-- Material for this task start --

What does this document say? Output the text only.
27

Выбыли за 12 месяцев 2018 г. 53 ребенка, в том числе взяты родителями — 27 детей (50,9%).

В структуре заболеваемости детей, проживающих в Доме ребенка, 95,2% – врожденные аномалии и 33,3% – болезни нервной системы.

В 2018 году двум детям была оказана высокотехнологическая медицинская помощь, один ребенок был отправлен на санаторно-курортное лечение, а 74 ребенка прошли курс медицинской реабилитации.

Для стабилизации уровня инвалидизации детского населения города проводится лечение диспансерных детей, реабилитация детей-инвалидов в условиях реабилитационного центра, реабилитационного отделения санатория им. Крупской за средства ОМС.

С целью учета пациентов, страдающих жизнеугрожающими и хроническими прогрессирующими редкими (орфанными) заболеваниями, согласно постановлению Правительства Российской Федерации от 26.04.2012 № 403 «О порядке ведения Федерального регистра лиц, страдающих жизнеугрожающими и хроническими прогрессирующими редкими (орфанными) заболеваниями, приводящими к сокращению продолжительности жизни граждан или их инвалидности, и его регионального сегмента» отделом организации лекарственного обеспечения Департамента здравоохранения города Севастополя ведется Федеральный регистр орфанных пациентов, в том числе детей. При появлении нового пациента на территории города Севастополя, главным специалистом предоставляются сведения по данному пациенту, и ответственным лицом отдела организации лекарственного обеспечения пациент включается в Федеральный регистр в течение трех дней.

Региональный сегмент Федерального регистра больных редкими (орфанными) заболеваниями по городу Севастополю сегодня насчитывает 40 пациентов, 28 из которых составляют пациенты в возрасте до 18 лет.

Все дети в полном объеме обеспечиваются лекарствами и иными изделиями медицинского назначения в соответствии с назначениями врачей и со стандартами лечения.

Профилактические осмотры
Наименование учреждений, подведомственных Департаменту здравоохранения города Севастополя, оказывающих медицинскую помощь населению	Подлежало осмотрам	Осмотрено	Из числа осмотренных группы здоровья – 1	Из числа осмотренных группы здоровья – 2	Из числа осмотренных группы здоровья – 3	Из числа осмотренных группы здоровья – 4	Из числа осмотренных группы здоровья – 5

-- Material for this task end --

(Your goal):
Set all of the records down again, exactly as they stand.

(Full response):
What does this document say? Output the text only.
27

Выбыли за 12 месяцев 2018 г. 53 ребенка, в том числе взяты родителями — 27 детей (50,9%).

В структуре заболеваемости детей, проживающих в Доме ребенка, 95,2% – врожденные аномалии и 33,3% – болезни нервной системы.

В 2018 году двум детям была оказана высокотехнологическая медицинская помощь, один ребенок был отправлен на санаторно-курортное лечение, а 74 ребенка прошли курс медицинской реабилитации.

Для стабилизации уровня инвалидизации детского населения города проводится лечение диспансерных детей, реабилитация детей-инвалидов в условиях реабилитационного центра, реабилитационного отделения санатория им. Крупской за средства ОМС.

С целью учета пациентов, страдающих жизнеугрожающими и хроническими прогрессирующими редкими (орфанными) заболеваниями, согласно постановлению Правительства Российской Федерации от 26.04.2012 № 403 «О порядке ведения Федерального регистра лиц, страдающих жизнеугрожающими и хроническими прогрессирующими редкими (орфанными) заболеваниями, приводящими к сокращению продолжительности жизни граждан или их инвалидности, и его регионального сегмента» отделом организации лекарственного обеспечения Департамента здравоохранения города Севастополя ведется Федеральный регистр орфанных пациентов, в том числе детей. При появлении нового пациента на территории города Севастополя, главным специалистом предоставляются сведения по данному пациенту, и ответственным лицом отдела организации лекарственного обеспечения пациент включается в Федеральный регистр в течение трех дней.

Региональный сегмент Федерального регистра больных редкими (орфанными) заболеваниями по городу Севастополю сегодня насчитывает 40 пациентов, 28 из которых составляют пациенты в возрасте до 18 лет.

Все дети в полном объеме обеспечиваются лекарствами и иными изделиями медицинского назначения в соответствии с назначениями врачей и со стандартами лечения.

Профилактические осмотры
Наименование учреждений, подведомственных Департаменту здравоохранения города Севастополя, оказывающих медицинскую помощь населению	Подлежало осмотрам	Осмотрено	Из числа осмотренных группы здоровья – 1	Из числа осмотренных группы здоровья – 2	Из числа осмотренных группы здоровья – 3	Из числа осмотренных группы здоровья – 4	Из числа осмотренных группы здоровья – 5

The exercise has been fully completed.